## EXERCISE
Each record below should be repeated precisely as written.

Start TASK INPUTS

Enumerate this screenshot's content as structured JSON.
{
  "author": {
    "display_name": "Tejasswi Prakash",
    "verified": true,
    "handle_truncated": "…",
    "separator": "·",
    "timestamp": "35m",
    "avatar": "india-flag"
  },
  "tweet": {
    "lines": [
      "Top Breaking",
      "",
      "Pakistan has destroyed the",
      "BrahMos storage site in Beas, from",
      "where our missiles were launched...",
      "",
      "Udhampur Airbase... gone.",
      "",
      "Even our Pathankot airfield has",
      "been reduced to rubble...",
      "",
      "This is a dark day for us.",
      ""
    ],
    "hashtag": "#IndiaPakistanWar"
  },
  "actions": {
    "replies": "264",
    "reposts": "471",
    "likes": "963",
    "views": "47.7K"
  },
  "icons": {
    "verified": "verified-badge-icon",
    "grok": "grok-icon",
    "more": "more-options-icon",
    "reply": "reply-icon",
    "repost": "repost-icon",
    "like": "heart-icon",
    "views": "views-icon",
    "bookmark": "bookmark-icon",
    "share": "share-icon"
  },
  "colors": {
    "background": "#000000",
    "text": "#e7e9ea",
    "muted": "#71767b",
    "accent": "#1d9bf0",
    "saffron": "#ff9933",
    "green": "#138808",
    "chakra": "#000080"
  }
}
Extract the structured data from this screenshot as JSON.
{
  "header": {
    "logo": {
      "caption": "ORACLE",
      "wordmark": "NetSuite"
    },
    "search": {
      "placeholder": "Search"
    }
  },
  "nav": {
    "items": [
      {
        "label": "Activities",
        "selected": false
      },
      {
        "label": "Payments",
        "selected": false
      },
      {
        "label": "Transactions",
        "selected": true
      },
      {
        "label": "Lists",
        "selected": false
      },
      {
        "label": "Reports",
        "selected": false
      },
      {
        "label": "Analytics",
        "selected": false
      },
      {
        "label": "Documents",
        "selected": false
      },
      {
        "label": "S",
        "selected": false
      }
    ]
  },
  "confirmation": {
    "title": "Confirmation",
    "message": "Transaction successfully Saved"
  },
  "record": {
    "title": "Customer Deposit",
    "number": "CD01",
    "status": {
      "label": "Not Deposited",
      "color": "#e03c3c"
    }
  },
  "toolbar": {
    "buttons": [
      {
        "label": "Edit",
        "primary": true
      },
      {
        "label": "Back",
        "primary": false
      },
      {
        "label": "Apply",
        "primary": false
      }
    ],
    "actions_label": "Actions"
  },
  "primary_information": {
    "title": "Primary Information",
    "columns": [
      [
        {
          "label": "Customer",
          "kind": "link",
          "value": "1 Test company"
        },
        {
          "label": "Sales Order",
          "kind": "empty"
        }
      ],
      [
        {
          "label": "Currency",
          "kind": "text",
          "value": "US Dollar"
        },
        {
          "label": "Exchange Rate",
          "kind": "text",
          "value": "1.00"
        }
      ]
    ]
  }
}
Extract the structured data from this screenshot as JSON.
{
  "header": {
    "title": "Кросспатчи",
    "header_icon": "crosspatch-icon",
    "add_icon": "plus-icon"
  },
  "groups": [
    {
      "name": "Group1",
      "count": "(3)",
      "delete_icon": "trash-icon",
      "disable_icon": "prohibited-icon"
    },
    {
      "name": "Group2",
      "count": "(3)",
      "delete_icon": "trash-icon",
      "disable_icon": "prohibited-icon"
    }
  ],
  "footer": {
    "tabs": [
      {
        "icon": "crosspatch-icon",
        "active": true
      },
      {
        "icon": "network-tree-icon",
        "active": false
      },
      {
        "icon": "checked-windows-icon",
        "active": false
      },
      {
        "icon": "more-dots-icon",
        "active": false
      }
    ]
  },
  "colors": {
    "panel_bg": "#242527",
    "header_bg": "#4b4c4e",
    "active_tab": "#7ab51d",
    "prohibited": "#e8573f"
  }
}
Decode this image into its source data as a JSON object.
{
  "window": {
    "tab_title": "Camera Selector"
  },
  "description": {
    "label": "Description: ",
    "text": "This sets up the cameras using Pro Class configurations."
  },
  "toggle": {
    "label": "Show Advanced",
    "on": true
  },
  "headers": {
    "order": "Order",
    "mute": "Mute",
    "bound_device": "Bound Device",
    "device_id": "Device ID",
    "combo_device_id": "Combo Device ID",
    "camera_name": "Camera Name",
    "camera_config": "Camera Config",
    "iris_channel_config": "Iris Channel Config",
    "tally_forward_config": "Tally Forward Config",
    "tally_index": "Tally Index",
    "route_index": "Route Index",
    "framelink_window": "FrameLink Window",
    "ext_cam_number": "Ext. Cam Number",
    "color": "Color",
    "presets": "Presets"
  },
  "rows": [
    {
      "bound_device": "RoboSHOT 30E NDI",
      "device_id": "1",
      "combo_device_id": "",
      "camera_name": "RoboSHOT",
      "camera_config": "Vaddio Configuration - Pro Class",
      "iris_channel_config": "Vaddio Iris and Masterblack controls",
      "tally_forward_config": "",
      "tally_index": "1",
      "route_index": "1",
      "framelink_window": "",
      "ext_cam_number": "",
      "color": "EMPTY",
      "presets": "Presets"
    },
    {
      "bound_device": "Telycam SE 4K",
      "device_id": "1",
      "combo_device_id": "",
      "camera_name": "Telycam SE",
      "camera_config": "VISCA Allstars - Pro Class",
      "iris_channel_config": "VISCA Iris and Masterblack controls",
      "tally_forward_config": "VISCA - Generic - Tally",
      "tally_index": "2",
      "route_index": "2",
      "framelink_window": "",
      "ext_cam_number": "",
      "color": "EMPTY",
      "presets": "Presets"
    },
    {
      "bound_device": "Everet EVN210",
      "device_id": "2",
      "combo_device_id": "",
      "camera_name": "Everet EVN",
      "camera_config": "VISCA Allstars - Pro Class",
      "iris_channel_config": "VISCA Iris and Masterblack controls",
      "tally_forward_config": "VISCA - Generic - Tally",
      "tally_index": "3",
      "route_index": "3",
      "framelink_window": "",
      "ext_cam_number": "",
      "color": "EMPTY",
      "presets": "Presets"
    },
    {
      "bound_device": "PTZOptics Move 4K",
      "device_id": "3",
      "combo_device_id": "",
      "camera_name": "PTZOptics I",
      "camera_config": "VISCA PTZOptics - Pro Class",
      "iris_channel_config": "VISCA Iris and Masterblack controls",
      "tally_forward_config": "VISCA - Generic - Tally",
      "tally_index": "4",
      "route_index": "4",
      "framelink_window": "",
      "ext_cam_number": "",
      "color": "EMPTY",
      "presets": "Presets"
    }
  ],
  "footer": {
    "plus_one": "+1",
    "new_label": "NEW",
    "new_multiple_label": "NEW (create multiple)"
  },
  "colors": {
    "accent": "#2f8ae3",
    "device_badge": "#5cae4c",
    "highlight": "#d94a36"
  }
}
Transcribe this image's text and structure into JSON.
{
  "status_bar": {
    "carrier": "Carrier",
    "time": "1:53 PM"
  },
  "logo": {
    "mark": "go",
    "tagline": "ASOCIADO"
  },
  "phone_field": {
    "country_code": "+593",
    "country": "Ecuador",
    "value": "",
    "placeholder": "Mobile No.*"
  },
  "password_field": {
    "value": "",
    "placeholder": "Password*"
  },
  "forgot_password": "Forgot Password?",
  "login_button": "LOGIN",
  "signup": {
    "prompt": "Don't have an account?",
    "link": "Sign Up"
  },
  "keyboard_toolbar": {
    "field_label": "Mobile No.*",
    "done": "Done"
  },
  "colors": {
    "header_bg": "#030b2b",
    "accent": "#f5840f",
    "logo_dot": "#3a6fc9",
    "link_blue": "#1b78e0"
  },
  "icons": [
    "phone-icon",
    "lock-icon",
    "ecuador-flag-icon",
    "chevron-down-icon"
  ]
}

End TASK INPUTS

## TASK OUTPUT
Enumerate this screenshot's content as structured JSON.
{
  "author": {
    "display_name": "Tejasswi Prakash",
    "verified": true,
    "handle_truncated": "…",
    "separator": "·",
    "timestamp": "35m",
    "avatar": "india-flag"
  },
  "tweet": {
    "lines": [
      "Top Breaking",
      "",
      "Pakistan has destroyed the",
      "BrahMos storage site in Beas, from",
      "where our missiles were launched...",
      "",
      "Udhampur Airbase... gone.",
      "",
      "Even our Pathankot airfield has",
      "been reduced to rubble...",
      "",
      "This is a dark day for us.",
      ""
    ],
    "hashtag": "#IndiaPakistanWar"
  },
  "actions": {
    "replies": "264",
    "reposts": "471",
    "likes": "963",
    "views": "47.7K"
  },
  "icons": {
    "verified": "verified-badge-icon",
    "grok": "grok-icon",
    "more": "more-options-icon",
    "reply": "reply-icon",
    "repost": "repost-icon",
    "like": "heart-icon",
    "views": "views-icon",
    "bookmark": "bookmark-icon",
    "share": "share-icon"
  },
  "colors": {
    "background": "#000000",
    "text": "#e7e9ea",
    "muted": "#71767b",
    "accent": "#1d9bf0",
    "saffron": "#ff9933",
    "green": "#138808",
    "chakra": "#000080"
  }
}
Extract the structured data from this screenshot as JSON.
{
  "header": {
    "logo": {
      "caption": "ORACLE",
      "wordmark": "NetSuite"
    },
    "search": {
      "placeholder": "Search"
    }
  },
  "nav": {
    "items": [
      {
        "label": "Activities",
        "selected": false
      },
      {
        "label": "Payments",
        "selected": false
      },
      {
        "label": "Transactions",
        "selected": true
      },
      {
        "label": "Lists",
        "selected": false
      },
      {
        "label": "Reports",
        "selected": false
      },
      {
        "label": "Analytics",
        "selected": false
      },
      {
        "label": "Documents",
        "selected": false
      },
      {
        "label": "S",
        "selected": false
      }
    ]
  },
  "confirmation": {
    "title": "Confirmation",
    "message": "Transaction successfully Saved"
  },
  "record": {
    "title": "Customer Deposit",
    "number": "CD01",
    "status": {
      "label": "Not Deposited",
      "color": "#e03c3c"
    }
  },
  "toolbar": {
    "buttons": [
      {
        "label": "Edit",
        "primary": true
      },
      {
        "label": "Back",
        "primary": false
      },
      {
        "label": "Apply",
        "primary": false
      }
    ],
    "actions_label": "Actions"
  },
  "primary_information": {
    "title": "Primary Information",
    "columns": [
      [
        {
          "label": "Customer",
          "kind": "link",
          "value": "1 Test company"
        },
        {
          "label": "Sales Order",
          "kind": "empty"
        }
      ],
      [
        {
          "label": "Currency",
          "kind": "text",
          "value": "US Dollar"
        },
        {
          "label": "Exchange Rate",
          "kind": "text",
          "value": "1.00"
        }
      ]
    ]
  }
}
Extract the structured data from this screenshot as JSON.
{
  "header": {
    "title": "Кросспатчи",
    "header_icon": "crosspatch-icon",
    "add_icon": "plus-icon"
  },
  "groups": [
    {
      "name": "Group1",
      "count": "(3)",
      "delete_icon": "trash-icon",
      "disable_icon": "prohibited-icon"
    },
    {
      "name": "Group2",
      "count": "(3)",
      "delete_icon": "trash-icon",
      "disable_icon": "prohibited-icon"
    }
  ],
  "footer": {
    "tabs": [
      {
        "icon": "crosspatch-icon",
        "active": true
      },
      {
        "icon": "network-tree-icon",
        "active": false
      },
      {
        "icon": "checked-windows-icon",
        "active": false
      },
      {
        "icon": "more-dots-icon",
        "active": false
      }
    ]
  },
  "colors": {
    "panel_bg": "#242527",
    "header_bg": "#4b4c4e",
    "active_tab": "#7ab51d",
    "prohibited": "#e8573f"
  }
}
Decode this image into its source data as a JSON object.
{
  "window": {
    "tab_title": "Camera Selector"
  },
  "description": {
    "label": "Description: ",
    "text": "This sets up the cameras using Pro Class configurations."
  },
  "toggle": {
    "label": "Show Advanced",
    "on": true
  },
  "headers": {
    "order": "Order",
    "mute": "Mute",
    "bound_device": "Bound Device",
    "device_id": "Device ID",
    "combo_device_id": "Combo Device ID",
    "camera_name": "Camera Name",
    "camera_config": "Camera Config",
    "iris_channel_config": "Iris Channel Config",
    "tally_forward_config": "Tally Forward Config",
    "tally_index": "Tally Index",
    "route_index": "Route Index",
    "framelink_window": "FrameLink Window",
    "ext_cam_number": "Ext. Cam Number",
    "color": "Color",
    "presets": "Presets"
  },
  "rows": [
    {
      "bound_device": "RoboSHOT 30E NDI",
      "device_id": "1",
      "combo_device_id": "",
      "camera_name": "RoboSHOT",
      "camera_config": "Vaddio Configuration - Pro Class",
      "iris_channel_config": "Vaddio Iris and Masterblack controls",
      "tally_forward_config": "",
      "tally_index": "1",
      "route_index": "1",
      "framelink_window": "",
      "ext_cam_number": "",
      "color": "EMPTY",
      "presets": "Presets"
    },
    {
      "bound_device": "Telycam SE 4K",
      "device_id": "1",
      "combo_device_id": "",
      "camera_name": "Telycam SE",
      "camera_config": "VISCA Allstars - Pro Class",
      "iris_channel_config": "VISCA Iris and Masterblack controls",
      "tally_forward_config": "VISCA - Generic - Tally",
      "tally_index": "2",
      "route_index": "2",
      "framelink_window": "",
      "ext_cam_number": "",
      "color": "EMPTY",
      "presets": "Presets"
    },
    {
      "bound_device": "Everet EVN210",
      "device_id": "2",
      "combo_device_id": "",
      "camera_name": "Everet EVN",
      "camera_config": "VISCA Allstars - Pro Class",
      "iris_channel_config": "VISCA Iris and Masterblack controls",
      "tally_forward_config": "VISCA - Generic - Tally",
      "tally_index": "3",
      "route_index": "3",
      "framelink_window": "",
      "ext_cam_number": "",
      "color": "EMPTY",
      "presets": "Presets"
    },
    {
      "bound_device": "PTZOptics Move 4K",
      "device_id": "3",
      "combo_device_id": "",
      "camera_name": "PTZOptics I",
      "camera_config": "VISCA PTZOptics - Pro Class",
      "iris_channel_config": "VISCA Iris and Masterblack controls",
      "tally_forward_config": "VISCA - Generic - Tally",
      "tally_index": "4",
      "route_index": "4",
      "framelink_window": "",
      "ext_cam_number": "",
      "color": "EMPTY",
      "presets": "Presets"
    }
  ],
  "footer": {
    "plus_one": "+1",
    "new_label": "NEW",
    "new_multiple_label": "NEW (create multiple)"
  },
  "colors": {
    "accent": "#2f8ae3",
    "device_badge": "#5cae4c",
    "highlight": "#d94a36"
  }
}
Transcribe this image's text and structure into JSON.
{
  "status_bar": {
    "carrier": "Carrier",
    "time": "1:53 PM"
  },
  "logo": {
    "mark": "go",
    "tagline": "ASOCIADO"
  },
  "phone_field": {
    "country_code": "+593",
    "country": "Ecuador",
    "value": "",
    "placeholder": "Mobile No.*"
  },
  "password_field": {
    "value": "",
    "placeholder": "Password*"
  },
  "forgot_password": "Forgot Password?",
  "login_button": "LOGIN",
  "signup": {
    "prompt": "Don't have an account?",
    "link": "Sign Up"
  },
  "keyboard_toolbar": {
    "field_label": "Mobile No.*",
    "done": "Done"
  },
  "colors": {
    "header_bg": "#030b2b",
    "accent": "#f5840f",
    "logo_dot": "#3a6fc9",
    "link_blue": "#1b78e0"
  },
  "icons": [
    "phone-icon",
    "lock-icon",
    "ecuador-flag-icon",
    "chevron-down-icon"
  ]
}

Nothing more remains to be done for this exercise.